Task description
Leave the pictures out and transcribe every record exactly.

Data rows
+ + + + + + +

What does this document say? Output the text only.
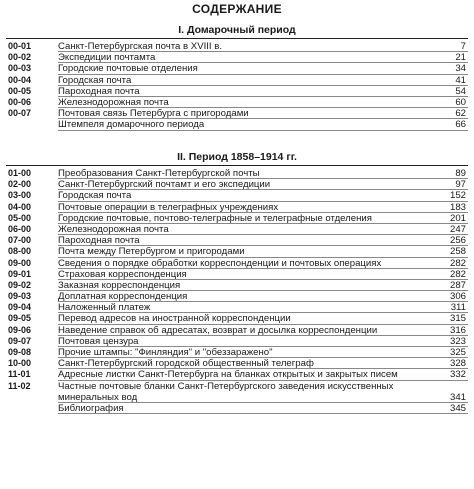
СОДЕРЖАНИЕ
I. Домарочный период
00-01	Санкт-Петербургская почта в XVIII в.	7
00-02	Экспедиции почтамта	21
00-03	Городские почтовые отделения	34
00-04	Городская почта	41
00-05	Пароходная почта	54
00-06	Железнодорожная почта	60
00-07	Почтовая связь Петербурга с пригородами	62
Штемпеля домарочного периода	66
II. Период 1858–1914 гг.
01-00	Преобразования Санкт-Петербургской почты	89
02-00	Санкт-Петербургский почтамт и его экспедиции	97
03-00	Городская почта	152
04-00	Почтовые операции в телеграфных учреждениях	183
05-00	Городские почтовые, почтово-телеграфные и телеграфные отделения	201
06-00	Железнодорожная почта	247
07-00	Пароходная почта	256
08-00	Почта между Петербургом и пригородами	258
09-00	Сведения о порядке обработки корреспонденции и почтовых операциях	282
09-01	Страховая корреспонденция	282
09-02	Заказная корреспонденция	287
09-03	Доплатная корреспонденция	306
09-04	Наложенный платеж	311
09-05	Перевод адресов на иностранной корреспонденции	315
09-06	Наведение справок об адресатах, возврат и досылка корреспонденции	316
09-07	Почтовая цензура	323
09-08	Прочие штампы: "Финляндия" и "обеззаражено"	325
10-00	Санкт-Петербургский городской общественный телеграф	328
11-01	Адресные листки Санкт-Петербурга на бланках открытых и закрытых писем	332
11-02	Частные почтовые бланки Санкт-Петербургского заведения искусственных минеральных вод	341
Библиография	345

+ + + + + + +

Full answer
What does this document say? Output the text only.
СОДЕРЖАНИЕ
I. Домарочный период
00-01	Санкт-Петербургская почта в XVIII в.	7
00-02	Экспедиции почтамта	21
00-03	Городские почтовые отделения	34
00-04	Городская почта	41
00-05	Пароходная почта	54
00-06	Железнодорожная почта	60
00-07	Почтовая связь Петербурга с пригородами	62
Штемпеля домарочного периода	66
II. Период 1858–1914 гг.
01-00	Преобразования Санкт-Петербургской почты	89
02-00	Санкт-Петербургский почтамт и его экспедиции	97
03-00	Городская почта	152
04-00	Почтовые операции в телеграфных учреждениях	183
05-00	Городские почтовые, почтово-телеграфные и телеграфные отделения	201
06-00	Железнодорожная почта	247
07-00	Пароходная почта	256
08-00	Почта между Петербургом и пригородами	258
09-00	Сведения о порядке обработки корреспонденции и почтовых операциях	282
09-01	Страховая корреспонденция	282
09-02	Заказная корреспонденция	287
09-03	Доплатная корреспонденция	306
09-04	Наложенный платеж	311
09-05	Перевод адресов на иностранной корреспонденции	315
09-06	Наведение справок об адресатах, возврат и досылка корреспонденции	316
09-07	Почтовая цензура	323
09-08	Прочие штампы: "Финляндия" и "обеззаражено"	325
10-00	Санкт-Петербургский городской общественный телеграф	328
11-01	Адресные листки Санкт-Петербурга на бланках открытых и закрытых писем	332
11-02	Частные почтовые бланки Санкт-Петербургского заведения искусственных минеральных вод	341
Библиография	345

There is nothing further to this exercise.